----- Task material -----
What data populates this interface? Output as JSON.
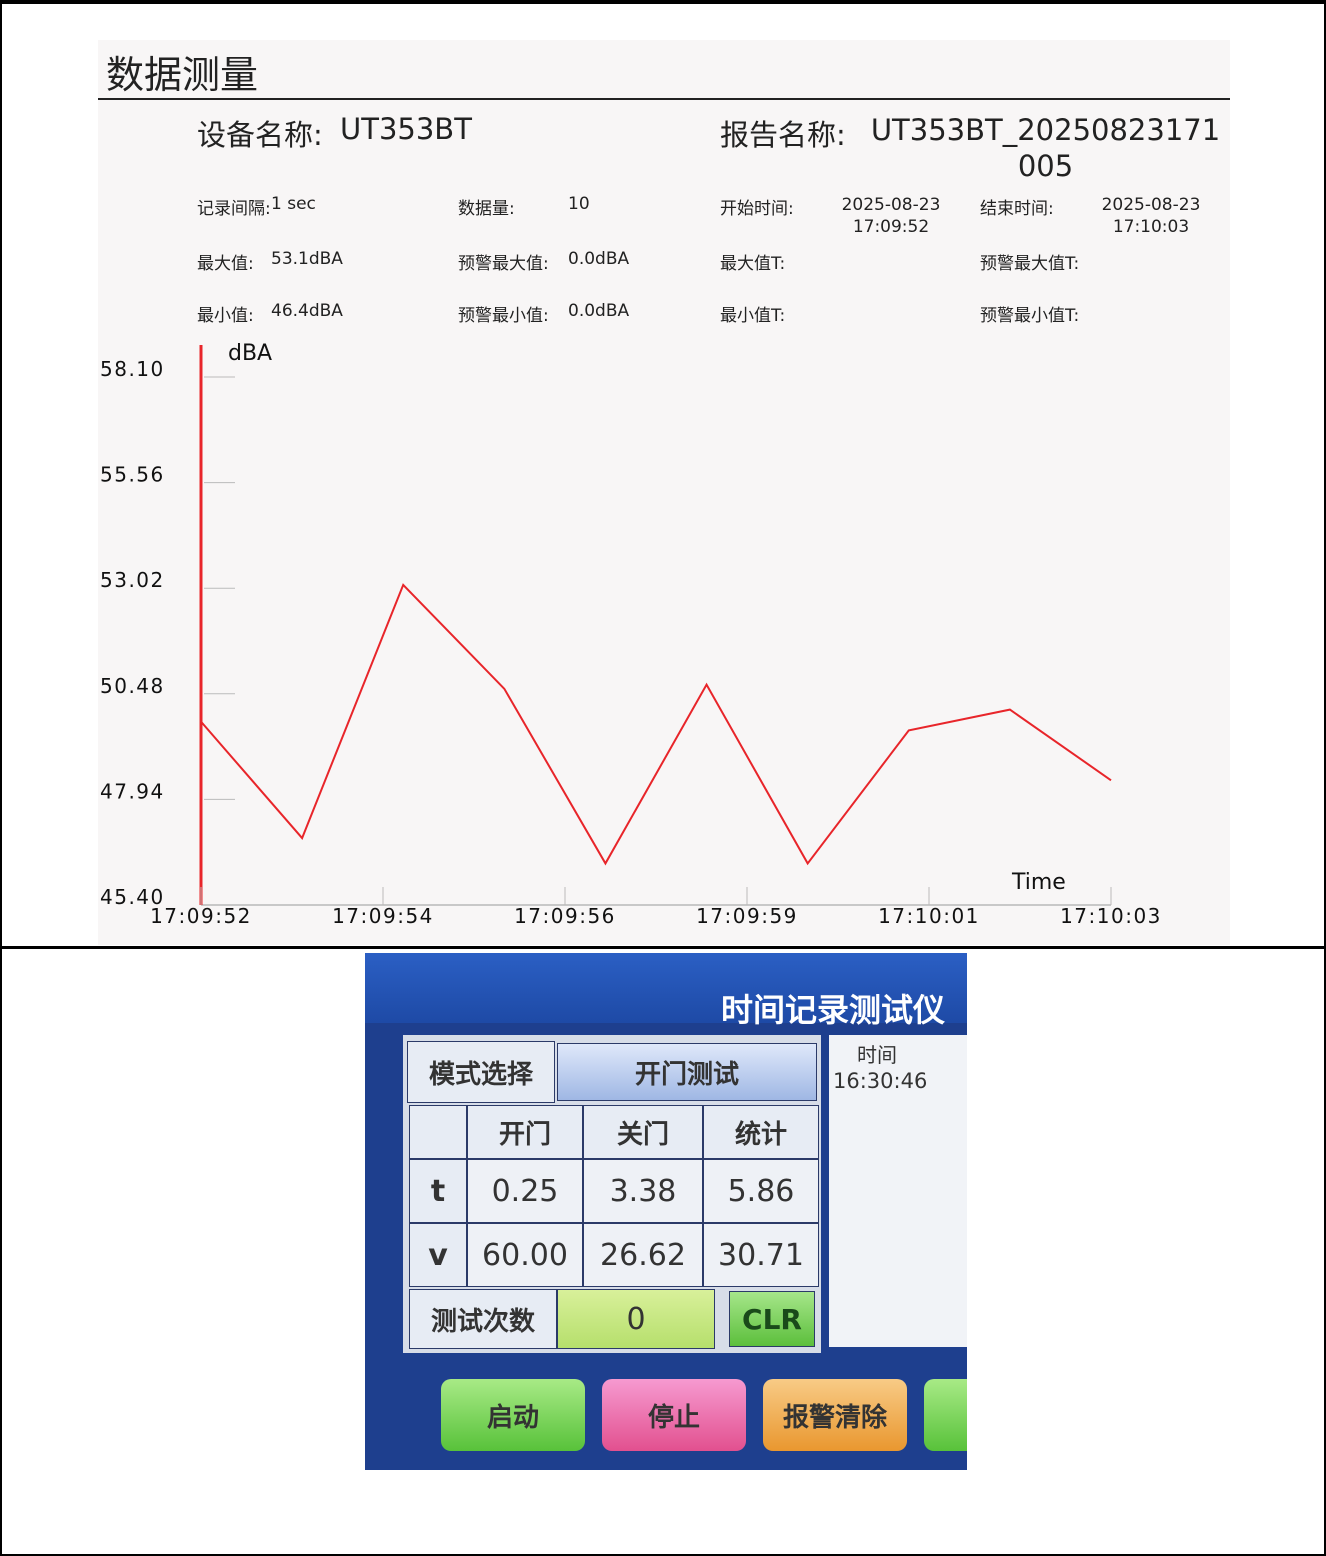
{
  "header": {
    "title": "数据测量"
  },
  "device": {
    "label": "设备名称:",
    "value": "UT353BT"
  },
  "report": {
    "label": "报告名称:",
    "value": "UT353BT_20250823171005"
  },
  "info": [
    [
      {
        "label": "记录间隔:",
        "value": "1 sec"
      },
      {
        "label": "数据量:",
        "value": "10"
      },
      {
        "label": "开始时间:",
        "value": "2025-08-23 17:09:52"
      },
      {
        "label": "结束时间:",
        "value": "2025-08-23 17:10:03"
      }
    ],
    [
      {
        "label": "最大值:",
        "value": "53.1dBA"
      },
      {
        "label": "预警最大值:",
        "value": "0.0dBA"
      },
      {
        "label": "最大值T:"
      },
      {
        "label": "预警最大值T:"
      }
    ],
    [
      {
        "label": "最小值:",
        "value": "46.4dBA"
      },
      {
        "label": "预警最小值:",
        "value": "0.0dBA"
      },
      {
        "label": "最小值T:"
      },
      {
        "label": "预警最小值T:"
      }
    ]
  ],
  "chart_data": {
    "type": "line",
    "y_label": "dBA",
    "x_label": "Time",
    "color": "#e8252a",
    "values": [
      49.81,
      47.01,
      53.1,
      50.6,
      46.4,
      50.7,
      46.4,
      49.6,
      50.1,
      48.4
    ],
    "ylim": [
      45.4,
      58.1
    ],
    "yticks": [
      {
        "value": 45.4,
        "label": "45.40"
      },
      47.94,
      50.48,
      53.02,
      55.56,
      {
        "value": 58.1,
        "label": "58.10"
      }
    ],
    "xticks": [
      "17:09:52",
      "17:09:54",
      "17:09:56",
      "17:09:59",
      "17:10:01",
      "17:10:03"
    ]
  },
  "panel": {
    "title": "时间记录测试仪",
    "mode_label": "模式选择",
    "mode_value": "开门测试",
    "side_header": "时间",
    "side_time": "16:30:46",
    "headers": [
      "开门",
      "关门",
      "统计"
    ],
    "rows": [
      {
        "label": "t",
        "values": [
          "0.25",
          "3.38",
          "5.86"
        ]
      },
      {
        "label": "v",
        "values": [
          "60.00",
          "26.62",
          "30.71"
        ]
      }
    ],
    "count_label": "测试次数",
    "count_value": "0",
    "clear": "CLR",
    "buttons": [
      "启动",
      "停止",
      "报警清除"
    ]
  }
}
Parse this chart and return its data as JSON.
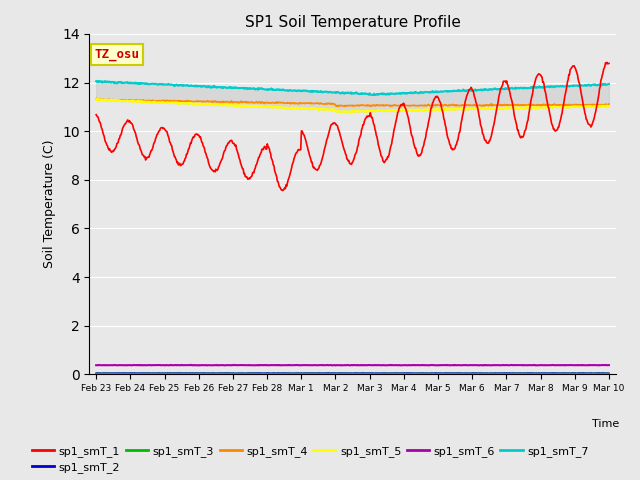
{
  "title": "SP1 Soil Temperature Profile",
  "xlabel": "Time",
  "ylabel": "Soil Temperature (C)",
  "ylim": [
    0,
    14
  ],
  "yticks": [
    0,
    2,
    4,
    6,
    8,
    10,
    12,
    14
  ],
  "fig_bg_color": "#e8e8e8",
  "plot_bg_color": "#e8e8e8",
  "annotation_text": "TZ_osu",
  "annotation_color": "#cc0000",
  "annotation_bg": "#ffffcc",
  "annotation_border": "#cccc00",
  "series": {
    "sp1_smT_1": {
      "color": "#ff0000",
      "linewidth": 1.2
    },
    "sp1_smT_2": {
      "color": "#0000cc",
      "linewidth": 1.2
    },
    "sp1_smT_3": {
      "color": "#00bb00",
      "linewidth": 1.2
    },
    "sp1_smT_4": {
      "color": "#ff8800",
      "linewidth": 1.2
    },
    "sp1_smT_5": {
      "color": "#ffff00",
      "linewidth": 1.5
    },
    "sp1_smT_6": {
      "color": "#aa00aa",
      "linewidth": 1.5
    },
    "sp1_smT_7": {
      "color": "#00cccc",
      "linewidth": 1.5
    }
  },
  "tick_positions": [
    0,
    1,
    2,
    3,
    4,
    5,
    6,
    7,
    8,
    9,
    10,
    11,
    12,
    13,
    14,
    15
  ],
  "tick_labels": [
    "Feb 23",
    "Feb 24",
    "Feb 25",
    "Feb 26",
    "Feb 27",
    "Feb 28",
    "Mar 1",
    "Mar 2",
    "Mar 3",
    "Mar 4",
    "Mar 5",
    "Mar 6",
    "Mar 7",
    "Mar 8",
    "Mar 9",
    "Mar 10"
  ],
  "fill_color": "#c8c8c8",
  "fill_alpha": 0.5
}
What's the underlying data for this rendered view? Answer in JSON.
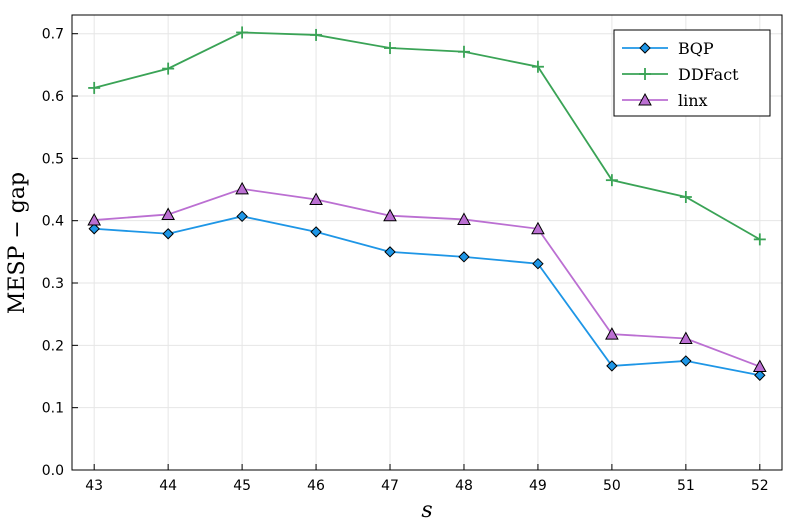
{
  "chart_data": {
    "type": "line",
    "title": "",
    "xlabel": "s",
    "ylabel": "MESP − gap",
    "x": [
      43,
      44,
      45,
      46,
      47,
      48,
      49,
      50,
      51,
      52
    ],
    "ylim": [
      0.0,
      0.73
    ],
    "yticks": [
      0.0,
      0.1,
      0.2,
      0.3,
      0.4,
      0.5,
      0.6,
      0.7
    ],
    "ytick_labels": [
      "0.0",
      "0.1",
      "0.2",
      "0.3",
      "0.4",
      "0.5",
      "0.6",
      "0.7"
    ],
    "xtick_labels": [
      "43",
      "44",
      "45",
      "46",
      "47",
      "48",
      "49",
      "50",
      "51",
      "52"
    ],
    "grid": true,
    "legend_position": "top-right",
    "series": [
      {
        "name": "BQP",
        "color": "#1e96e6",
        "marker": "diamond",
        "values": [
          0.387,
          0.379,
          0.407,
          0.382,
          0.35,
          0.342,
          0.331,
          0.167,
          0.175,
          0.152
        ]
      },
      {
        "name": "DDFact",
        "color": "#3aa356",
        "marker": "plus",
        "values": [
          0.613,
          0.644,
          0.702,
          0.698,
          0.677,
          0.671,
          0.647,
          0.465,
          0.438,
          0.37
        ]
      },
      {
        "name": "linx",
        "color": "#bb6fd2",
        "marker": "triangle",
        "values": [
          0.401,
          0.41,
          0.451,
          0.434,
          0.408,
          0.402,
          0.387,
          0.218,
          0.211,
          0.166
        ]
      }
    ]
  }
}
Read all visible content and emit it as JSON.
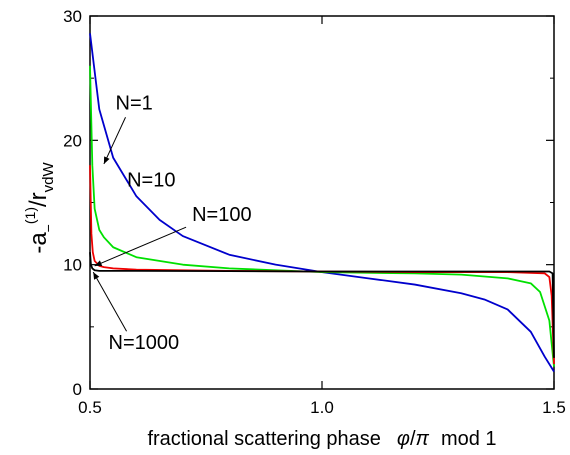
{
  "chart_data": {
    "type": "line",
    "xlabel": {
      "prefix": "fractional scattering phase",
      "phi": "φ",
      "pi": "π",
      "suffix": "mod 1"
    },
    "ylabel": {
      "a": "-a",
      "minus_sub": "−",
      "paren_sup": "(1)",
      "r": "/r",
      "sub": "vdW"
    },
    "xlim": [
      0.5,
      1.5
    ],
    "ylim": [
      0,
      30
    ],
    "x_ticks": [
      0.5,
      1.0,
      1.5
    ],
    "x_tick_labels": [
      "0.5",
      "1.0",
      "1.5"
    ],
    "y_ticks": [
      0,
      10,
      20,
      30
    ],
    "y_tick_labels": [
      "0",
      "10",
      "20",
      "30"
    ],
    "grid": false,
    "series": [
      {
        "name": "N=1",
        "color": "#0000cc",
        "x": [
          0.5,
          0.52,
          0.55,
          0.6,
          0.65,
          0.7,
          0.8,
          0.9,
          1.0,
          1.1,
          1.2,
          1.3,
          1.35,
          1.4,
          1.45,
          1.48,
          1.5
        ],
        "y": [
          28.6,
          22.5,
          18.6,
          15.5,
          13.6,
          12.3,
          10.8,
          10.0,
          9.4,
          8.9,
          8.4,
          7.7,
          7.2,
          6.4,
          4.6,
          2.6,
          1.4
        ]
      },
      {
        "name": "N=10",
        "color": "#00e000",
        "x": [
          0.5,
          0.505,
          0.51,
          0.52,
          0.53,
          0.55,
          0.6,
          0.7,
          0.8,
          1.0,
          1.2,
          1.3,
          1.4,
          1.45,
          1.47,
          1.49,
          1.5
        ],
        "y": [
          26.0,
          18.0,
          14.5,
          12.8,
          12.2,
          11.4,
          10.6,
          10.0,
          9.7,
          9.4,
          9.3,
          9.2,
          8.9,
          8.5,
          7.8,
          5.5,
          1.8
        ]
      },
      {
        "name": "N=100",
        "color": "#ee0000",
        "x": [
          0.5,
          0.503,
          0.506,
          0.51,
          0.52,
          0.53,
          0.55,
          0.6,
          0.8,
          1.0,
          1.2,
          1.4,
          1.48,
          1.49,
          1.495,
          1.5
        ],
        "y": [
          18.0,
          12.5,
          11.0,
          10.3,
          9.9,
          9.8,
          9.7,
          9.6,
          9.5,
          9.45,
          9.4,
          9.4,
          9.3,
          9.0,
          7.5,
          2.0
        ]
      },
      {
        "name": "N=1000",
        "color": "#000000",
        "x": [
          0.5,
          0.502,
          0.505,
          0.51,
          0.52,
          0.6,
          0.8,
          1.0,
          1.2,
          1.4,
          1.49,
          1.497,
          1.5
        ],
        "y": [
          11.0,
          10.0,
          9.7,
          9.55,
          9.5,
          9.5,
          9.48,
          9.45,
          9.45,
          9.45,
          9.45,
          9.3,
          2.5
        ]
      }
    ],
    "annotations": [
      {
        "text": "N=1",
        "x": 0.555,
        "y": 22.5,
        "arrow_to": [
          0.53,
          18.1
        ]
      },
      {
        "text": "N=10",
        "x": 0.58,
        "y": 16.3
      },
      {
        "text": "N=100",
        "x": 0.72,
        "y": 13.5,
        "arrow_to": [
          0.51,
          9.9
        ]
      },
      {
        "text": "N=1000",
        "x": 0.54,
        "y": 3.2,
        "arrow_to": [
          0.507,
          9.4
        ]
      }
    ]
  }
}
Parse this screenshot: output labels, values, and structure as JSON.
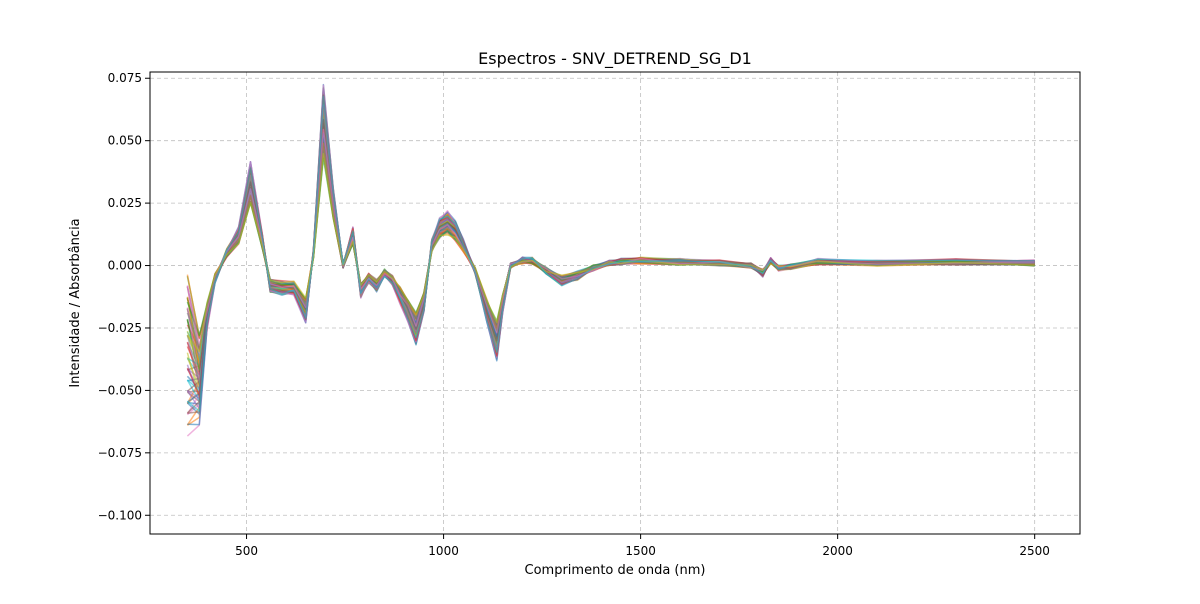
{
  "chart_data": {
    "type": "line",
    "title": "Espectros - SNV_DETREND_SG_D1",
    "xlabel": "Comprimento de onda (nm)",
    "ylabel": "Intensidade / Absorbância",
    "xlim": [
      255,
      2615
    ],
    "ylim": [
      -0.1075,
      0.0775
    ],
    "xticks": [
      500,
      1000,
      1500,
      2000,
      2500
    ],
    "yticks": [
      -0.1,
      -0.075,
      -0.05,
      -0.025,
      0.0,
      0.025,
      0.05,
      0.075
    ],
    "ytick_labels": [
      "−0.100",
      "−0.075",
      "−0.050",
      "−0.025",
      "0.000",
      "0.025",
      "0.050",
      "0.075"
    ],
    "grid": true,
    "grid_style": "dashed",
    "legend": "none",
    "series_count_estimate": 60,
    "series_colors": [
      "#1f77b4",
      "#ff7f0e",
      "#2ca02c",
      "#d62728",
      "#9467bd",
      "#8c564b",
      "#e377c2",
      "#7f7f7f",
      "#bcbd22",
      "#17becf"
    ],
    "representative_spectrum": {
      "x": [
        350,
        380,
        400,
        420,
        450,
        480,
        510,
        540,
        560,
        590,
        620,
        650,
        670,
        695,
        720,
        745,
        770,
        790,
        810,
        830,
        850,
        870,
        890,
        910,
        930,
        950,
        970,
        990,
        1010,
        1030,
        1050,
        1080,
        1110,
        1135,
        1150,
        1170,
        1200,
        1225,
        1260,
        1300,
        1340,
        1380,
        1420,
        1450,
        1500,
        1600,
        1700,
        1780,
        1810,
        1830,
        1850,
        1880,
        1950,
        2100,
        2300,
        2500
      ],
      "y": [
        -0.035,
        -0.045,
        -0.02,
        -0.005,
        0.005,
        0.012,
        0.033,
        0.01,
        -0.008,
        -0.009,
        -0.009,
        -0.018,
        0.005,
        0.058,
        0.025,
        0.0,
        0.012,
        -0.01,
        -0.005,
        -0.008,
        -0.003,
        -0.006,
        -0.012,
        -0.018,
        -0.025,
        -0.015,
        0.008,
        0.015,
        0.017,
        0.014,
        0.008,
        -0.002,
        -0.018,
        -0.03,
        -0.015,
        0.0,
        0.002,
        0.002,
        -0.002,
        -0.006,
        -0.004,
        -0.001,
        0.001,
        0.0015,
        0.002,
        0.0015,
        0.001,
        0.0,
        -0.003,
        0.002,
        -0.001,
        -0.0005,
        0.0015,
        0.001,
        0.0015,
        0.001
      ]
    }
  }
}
-----
→ The request: Select from the material above each line in which the string "ylabel" appears, and list those lines.

→ Exercise output:
  "ylabel": "Soil Temperature (C)",
    "ylabel": "MESP − gap",
    "ylabel": {
    "ylabel": "Intensidade / Absorbância",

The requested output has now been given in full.